(OBIETTIVO DEL COMPITO):
Ricopia tali e quali le righe che partono dall'inizio delle righe e terminano con quella che contiene "result-source[interactable]: Beyazperde [1021, 225, 1074, 234]", estremi inclusi.

(DATI FORNITI):
....................

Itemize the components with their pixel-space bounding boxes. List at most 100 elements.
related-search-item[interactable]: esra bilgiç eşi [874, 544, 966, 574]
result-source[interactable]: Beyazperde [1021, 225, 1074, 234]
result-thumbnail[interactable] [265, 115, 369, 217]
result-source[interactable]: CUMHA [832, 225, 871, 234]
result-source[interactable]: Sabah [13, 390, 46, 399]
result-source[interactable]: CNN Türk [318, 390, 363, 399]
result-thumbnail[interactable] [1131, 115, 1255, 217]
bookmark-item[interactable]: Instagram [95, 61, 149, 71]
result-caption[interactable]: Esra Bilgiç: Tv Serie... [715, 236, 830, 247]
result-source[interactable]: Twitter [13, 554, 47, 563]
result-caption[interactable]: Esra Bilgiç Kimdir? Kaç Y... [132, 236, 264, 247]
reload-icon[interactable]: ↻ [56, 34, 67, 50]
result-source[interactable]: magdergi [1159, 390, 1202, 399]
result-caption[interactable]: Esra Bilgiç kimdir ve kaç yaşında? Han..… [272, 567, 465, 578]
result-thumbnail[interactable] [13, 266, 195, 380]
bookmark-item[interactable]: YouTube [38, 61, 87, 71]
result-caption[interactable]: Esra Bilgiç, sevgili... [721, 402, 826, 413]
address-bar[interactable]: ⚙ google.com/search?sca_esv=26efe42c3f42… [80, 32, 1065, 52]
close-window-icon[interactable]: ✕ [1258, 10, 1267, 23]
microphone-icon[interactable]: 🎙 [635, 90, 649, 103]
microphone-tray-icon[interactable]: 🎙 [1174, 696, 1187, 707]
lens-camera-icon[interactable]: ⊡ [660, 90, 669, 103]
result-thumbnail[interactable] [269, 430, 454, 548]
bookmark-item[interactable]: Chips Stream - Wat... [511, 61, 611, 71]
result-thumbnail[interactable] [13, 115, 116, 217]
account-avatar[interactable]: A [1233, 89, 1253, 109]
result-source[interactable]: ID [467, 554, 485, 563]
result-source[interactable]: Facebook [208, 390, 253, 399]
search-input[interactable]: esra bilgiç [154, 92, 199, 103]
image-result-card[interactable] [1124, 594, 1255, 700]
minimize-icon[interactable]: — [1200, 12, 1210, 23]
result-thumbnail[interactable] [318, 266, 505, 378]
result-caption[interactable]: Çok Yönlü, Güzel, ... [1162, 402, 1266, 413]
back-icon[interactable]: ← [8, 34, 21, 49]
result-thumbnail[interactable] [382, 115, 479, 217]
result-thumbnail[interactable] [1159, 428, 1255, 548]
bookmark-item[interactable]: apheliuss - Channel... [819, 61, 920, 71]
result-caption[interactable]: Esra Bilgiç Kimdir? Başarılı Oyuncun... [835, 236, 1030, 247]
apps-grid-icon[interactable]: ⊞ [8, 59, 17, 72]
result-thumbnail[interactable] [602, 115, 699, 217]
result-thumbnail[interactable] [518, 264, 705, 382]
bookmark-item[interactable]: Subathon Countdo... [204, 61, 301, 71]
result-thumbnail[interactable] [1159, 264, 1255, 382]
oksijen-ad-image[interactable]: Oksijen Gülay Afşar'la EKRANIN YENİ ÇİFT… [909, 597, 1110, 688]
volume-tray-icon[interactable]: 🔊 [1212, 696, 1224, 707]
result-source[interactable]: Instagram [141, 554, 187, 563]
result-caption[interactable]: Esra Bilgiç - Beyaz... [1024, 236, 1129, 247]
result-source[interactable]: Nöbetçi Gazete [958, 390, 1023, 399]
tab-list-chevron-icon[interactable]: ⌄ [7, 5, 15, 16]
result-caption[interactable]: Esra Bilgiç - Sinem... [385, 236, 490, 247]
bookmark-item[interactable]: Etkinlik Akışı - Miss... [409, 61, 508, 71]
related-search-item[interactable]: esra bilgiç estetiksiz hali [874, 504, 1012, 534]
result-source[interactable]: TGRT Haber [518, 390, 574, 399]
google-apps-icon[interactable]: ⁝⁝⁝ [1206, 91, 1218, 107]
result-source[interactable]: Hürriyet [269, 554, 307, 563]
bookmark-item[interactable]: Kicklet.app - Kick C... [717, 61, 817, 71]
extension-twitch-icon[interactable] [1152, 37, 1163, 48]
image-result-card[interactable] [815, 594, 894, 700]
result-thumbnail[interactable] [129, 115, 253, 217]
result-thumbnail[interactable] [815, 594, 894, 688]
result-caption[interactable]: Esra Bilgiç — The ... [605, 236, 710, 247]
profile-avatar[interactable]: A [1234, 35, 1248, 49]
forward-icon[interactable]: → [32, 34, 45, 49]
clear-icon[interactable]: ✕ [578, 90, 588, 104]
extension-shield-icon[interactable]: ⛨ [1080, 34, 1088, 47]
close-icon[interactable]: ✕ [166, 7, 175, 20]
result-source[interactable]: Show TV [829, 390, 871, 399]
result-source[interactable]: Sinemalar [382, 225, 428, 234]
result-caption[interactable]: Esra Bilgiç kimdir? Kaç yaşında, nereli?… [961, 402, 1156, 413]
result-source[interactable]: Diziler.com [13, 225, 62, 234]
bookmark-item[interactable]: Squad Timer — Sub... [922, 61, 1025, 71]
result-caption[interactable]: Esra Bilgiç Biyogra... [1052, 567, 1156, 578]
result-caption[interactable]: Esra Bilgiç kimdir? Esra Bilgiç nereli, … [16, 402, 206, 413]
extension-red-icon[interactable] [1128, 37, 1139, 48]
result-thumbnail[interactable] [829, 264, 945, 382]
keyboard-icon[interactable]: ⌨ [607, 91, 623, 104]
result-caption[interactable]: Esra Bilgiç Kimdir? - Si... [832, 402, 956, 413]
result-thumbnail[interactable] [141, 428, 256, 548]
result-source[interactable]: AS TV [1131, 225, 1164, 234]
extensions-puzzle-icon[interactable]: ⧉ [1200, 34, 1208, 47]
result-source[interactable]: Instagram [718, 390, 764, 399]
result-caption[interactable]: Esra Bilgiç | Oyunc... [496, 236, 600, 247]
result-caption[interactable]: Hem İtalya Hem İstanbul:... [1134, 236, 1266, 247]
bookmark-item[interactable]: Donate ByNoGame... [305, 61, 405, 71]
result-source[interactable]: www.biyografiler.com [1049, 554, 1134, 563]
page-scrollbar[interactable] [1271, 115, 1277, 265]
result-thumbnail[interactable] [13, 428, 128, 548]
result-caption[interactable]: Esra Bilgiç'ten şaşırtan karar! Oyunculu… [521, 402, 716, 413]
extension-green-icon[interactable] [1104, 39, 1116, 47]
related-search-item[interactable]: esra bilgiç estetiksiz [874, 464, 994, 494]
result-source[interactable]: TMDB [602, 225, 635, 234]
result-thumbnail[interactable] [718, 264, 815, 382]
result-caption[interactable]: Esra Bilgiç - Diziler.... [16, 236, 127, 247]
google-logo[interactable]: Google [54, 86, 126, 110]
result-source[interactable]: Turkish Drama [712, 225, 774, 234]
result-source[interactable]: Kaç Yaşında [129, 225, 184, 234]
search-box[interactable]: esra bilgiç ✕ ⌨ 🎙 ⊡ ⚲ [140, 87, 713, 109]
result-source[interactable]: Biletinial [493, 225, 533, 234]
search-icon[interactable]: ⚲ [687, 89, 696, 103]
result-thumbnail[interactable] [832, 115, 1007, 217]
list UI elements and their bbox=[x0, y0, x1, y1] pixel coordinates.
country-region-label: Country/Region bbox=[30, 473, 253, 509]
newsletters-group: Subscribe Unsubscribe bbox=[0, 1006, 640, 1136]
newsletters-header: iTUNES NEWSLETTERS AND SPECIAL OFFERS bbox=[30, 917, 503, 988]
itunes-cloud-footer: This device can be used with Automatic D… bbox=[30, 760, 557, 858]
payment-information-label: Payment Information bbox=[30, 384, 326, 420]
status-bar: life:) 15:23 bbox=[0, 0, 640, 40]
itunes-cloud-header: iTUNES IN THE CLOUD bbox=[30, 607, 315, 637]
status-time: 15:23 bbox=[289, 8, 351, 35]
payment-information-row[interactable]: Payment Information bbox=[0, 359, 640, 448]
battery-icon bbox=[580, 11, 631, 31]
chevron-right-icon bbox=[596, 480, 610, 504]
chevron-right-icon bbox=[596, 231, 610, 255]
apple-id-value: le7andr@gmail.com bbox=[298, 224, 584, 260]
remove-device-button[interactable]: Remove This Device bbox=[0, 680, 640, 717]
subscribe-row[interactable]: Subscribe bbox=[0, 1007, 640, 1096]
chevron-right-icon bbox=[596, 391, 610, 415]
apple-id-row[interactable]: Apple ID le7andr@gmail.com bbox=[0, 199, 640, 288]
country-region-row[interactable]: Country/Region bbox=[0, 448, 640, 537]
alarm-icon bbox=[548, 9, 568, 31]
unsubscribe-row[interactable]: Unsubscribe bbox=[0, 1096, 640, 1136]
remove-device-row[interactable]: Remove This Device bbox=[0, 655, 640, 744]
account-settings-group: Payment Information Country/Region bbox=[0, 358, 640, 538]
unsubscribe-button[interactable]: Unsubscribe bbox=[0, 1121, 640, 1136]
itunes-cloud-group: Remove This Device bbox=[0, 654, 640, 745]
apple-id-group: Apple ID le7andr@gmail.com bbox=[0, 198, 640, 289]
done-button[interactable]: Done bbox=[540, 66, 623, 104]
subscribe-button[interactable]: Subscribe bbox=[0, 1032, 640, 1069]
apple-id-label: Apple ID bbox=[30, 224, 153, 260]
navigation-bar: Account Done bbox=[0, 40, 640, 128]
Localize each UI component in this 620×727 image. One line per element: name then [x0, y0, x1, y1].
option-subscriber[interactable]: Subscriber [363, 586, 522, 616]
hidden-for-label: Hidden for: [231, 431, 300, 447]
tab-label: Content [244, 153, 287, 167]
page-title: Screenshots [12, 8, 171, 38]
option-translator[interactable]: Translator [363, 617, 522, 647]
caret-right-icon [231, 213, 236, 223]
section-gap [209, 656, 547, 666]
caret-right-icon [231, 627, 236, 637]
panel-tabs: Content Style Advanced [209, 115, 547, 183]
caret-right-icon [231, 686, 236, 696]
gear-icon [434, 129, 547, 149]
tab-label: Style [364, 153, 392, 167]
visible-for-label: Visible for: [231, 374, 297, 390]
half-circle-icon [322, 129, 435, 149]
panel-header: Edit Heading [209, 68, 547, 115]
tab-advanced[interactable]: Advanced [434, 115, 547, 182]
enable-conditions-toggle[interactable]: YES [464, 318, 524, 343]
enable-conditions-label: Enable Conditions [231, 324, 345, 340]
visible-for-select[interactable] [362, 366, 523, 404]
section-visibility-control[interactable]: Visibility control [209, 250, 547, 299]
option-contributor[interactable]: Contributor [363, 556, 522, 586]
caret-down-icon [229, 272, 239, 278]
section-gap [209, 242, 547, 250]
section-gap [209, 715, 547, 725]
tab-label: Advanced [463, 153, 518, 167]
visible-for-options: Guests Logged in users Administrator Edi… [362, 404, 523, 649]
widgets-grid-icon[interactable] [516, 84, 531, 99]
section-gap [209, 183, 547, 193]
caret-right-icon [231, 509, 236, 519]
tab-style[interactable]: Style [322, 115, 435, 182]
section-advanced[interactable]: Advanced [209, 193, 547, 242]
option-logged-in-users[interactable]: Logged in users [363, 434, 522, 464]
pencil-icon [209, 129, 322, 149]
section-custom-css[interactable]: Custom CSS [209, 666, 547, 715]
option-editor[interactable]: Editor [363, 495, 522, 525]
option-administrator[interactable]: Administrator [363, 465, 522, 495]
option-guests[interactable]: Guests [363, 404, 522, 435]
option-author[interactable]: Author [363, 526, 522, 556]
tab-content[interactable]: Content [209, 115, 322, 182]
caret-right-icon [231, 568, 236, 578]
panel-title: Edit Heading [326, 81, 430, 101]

....................

(RISPOSTA AL COMPITO):
Itemize the components with their pixel-space bounding boxes. List at most 100 elements.
related-search-item[interactable]: esra bilgiç eşi [874, 544, 966, 574]
result-source[interactable]: Beyazperde [1021, 225, 1074, 234]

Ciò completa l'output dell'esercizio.